**Exercise aim**
Would you pull out every line of the material that contains the string "text"?

-------- Entries

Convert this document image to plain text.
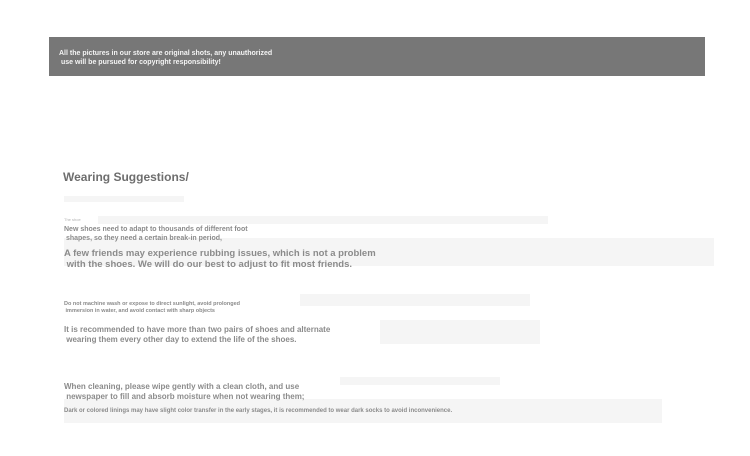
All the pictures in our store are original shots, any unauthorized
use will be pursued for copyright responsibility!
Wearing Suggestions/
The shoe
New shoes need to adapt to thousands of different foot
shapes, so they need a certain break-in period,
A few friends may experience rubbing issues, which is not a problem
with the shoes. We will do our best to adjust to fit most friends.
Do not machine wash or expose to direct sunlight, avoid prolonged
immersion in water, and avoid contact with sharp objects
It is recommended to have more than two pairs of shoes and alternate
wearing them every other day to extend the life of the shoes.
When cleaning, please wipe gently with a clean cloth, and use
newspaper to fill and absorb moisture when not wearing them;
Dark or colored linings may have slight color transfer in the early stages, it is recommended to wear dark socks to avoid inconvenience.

----------------
-------- Entries

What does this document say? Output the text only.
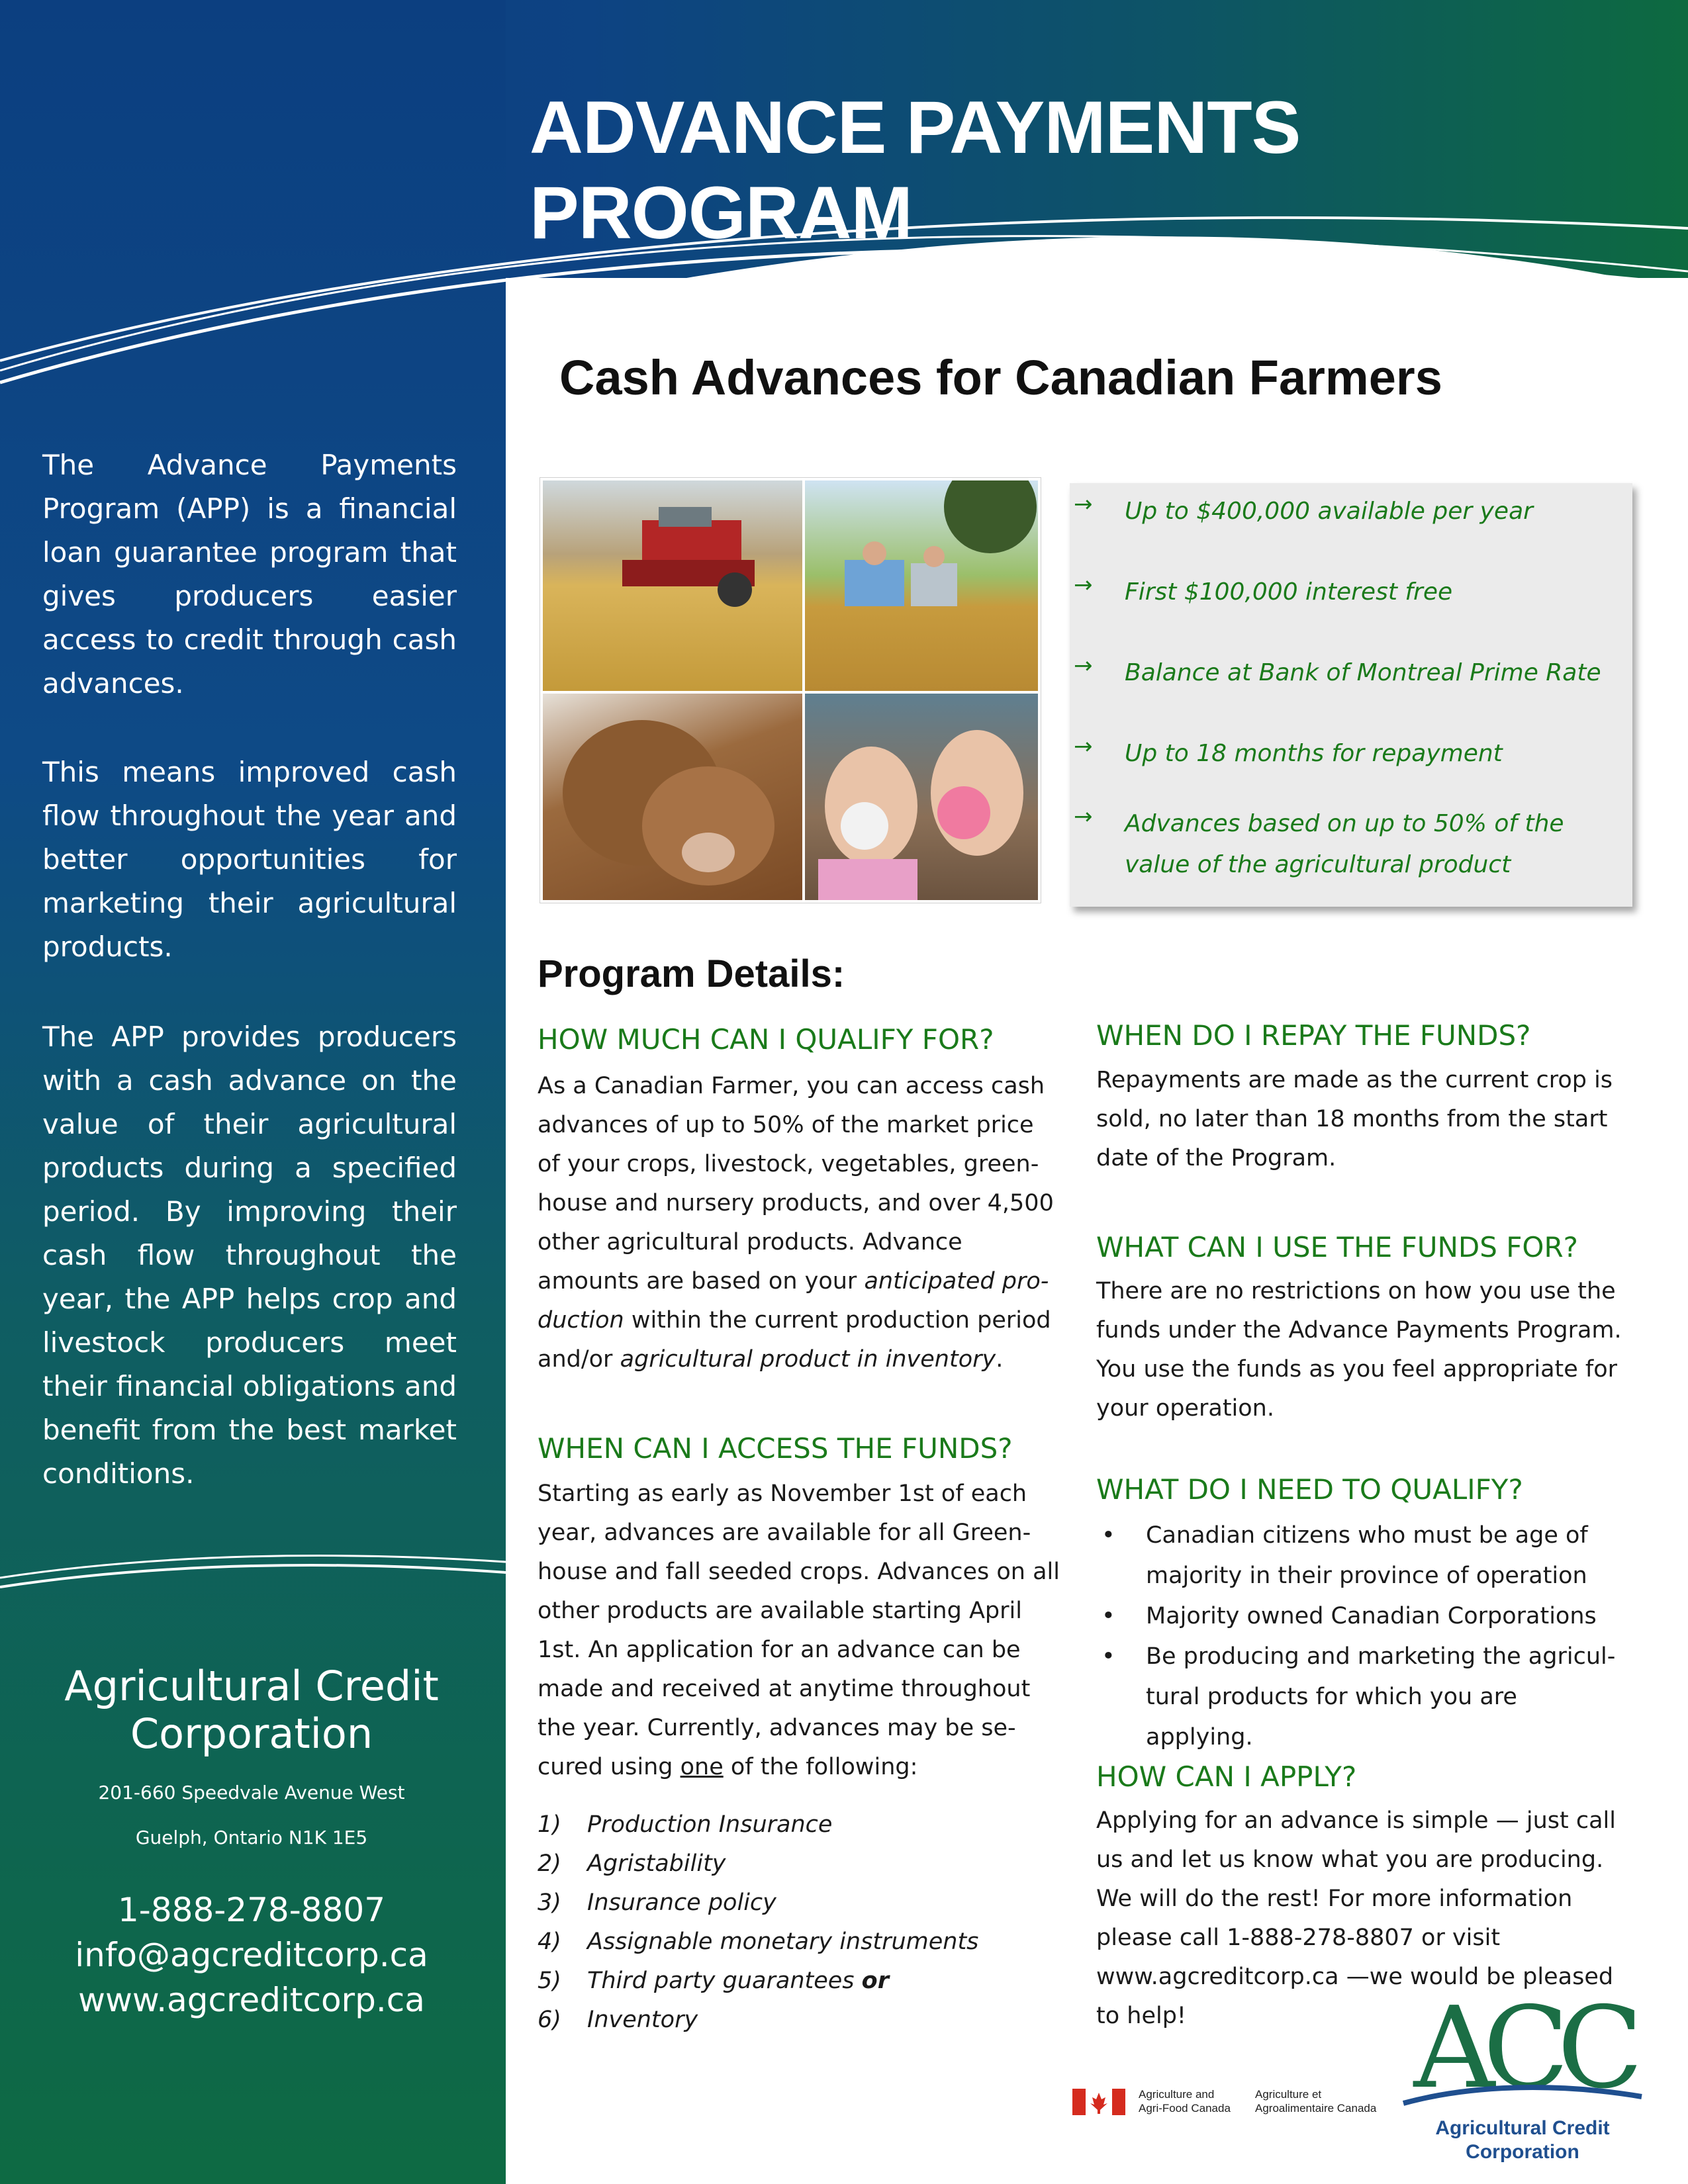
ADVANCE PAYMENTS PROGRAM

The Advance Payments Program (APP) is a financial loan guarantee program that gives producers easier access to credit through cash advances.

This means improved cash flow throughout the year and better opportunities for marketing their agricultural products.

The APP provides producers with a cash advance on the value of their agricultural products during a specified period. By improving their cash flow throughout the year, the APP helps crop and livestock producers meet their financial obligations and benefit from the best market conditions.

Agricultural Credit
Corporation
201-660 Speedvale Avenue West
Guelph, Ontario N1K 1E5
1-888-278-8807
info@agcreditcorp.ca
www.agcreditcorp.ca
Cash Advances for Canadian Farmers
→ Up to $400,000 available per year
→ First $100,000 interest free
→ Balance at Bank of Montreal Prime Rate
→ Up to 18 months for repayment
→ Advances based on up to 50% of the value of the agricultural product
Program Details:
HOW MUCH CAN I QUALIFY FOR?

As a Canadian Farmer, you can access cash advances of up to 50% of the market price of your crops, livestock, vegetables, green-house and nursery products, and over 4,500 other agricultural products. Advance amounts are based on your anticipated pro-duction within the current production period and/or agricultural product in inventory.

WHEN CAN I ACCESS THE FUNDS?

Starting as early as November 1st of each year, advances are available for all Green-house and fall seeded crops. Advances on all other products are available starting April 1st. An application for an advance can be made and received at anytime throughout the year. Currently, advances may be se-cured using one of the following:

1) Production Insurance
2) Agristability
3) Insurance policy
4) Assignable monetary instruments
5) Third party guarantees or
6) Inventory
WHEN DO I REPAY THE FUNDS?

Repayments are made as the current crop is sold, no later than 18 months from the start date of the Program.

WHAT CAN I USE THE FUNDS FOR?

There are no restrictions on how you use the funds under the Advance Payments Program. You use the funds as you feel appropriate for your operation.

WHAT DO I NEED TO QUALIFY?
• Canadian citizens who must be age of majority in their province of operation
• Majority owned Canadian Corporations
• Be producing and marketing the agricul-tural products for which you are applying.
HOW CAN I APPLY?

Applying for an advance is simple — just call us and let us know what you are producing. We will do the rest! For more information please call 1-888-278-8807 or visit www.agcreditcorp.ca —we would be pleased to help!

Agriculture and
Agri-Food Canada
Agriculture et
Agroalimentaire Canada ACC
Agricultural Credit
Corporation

----------------
-------- Entries

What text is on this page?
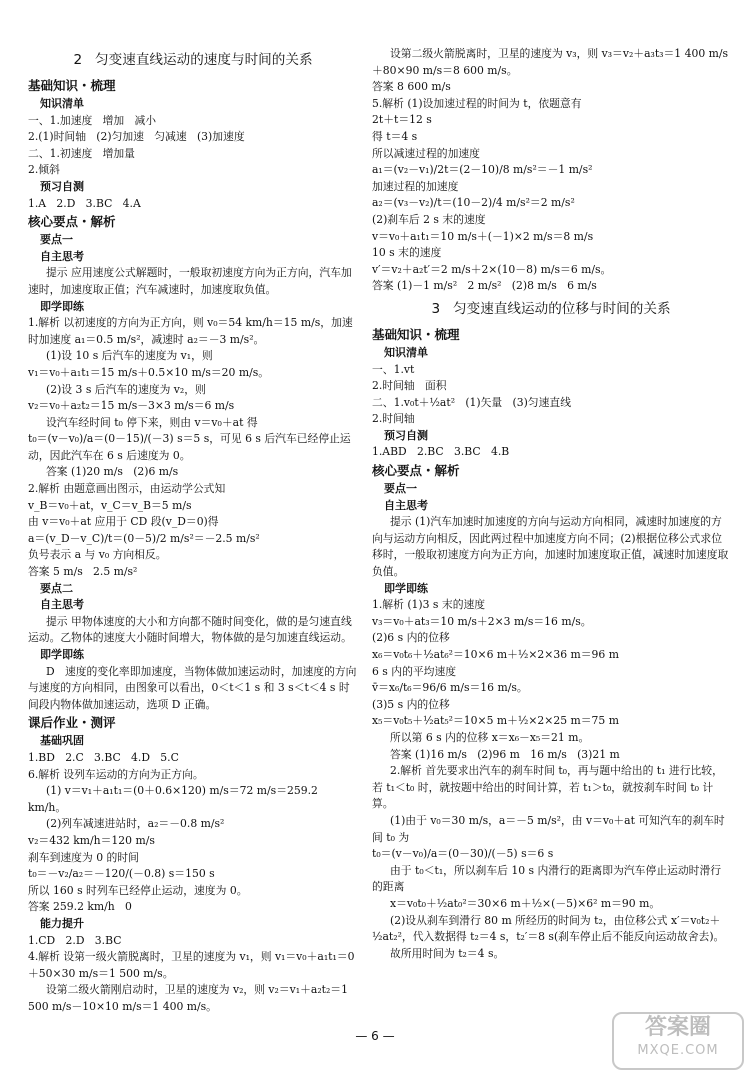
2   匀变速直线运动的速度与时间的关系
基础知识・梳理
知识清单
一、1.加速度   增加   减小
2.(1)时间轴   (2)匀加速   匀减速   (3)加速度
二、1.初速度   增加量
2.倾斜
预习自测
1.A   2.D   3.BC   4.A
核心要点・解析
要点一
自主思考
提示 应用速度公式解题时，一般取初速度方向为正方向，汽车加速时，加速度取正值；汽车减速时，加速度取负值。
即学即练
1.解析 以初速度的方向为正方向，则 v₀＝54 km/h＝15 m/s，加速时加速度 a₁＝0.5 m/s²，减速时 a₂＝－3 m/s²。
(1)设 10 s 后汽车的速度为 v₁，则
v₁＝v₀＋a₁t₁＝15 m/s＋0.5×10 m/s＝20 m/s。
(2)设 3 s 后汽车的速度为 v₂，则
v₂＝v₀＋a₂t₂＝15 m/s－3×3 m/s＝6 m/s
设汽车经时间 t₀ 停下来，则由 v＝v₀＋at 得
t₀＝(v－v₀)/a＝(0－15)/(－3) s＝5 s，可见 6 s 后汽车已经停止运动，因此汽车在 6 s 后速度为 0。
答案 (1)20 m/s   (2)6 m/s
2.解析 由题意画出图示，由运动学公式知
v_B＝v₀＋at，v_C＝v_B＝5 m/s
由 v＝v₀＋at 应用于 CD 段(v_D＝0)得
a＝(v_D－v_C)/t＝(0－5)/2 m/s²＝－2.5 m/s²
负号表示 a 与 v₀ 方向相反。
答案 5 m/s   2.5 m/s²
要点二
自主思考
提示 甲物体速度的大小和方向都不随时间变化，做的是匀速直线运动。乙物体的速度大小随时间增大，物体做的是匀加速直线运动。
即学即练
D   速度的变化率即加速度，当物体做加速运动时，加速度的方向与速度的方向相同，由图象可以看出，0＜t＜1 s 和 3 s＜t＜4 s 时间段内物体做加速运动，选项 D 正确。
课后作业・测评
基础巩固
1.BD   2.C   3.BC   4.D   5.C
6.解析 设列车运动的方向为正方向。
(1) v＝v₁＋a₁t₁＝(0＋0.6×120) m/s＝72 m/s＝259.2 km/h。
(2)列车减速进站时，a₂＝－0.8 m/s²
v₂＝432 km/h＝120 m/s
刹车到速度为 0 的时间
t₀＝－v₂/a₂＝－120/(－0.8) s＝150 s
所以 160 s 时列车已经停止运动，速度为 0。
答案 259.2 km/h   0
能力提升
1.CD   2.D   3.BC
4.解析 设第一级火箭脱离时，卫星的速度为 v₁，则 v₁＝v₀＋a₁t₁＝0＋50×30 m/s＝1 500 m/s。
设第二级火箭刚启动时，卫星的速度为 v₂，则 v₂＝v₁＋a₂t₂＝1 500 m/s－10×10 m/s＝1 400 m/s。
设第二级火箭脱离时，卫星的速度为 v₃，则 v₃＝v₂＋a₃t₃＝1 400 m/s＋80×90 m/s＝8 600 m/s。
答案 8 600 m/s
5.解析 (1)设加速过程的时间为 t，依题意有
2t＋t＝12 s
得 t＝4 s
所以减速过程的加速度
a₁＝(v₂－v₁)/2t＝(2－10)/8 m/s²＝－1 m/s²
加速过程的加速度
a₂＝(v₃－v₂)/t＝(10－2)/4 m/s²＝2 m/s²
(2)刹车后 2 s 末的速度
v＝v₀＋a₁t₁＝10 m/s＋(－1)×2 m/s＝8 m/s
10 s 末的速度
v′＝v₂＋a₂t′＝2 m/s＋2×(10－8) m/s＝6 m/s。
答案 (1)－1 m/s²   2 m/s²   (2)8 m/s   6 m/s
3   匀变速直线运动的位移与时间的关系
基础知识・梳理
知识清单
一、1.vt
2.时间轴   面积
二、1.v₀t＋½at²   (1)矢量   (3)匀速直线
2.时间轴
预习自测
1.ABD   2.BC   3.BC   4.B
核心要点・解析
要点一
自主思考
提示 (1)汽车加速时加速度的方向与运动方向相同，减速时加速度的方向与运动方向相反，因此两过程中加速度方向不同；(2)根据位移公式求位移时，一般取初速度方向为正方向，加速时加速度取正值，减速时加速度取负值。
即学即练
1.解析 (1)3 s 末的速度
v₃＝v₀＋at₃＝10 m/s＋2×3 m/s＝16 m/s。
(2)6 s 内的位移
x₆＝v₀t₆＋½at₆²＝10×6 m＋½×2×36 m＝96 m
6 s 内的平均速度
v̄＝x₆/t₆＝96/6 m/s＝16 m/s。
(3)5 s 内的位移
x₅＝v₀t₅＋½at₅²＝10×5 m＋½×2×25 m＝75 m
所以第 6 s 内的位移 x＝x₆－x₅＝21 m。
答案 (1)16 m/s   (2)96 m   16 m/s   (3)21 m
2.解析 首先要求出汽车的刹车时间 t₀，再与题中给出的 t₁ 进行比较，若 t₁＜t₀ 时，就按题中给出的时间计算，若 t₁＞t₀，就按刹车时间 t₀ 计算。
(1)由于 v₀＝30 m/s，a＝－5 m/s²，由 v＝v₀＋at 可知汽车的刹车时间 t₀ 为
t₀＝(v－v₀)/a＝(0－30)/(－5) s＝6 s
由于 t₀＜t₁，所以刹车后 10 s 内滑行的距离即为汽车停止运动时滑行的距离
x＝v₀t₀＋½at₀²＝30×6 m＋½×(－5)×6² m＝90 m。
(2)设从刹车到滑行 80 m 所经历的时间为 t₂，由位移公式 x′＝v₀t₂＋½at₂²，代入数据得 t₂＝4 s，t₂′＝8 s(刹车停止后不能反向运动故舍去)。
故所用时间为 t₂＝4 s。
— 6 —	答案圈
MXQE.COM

----------------

**Full response**
Convert this document image to plain text.
What does this document say? Output the text only.
What text is on this page?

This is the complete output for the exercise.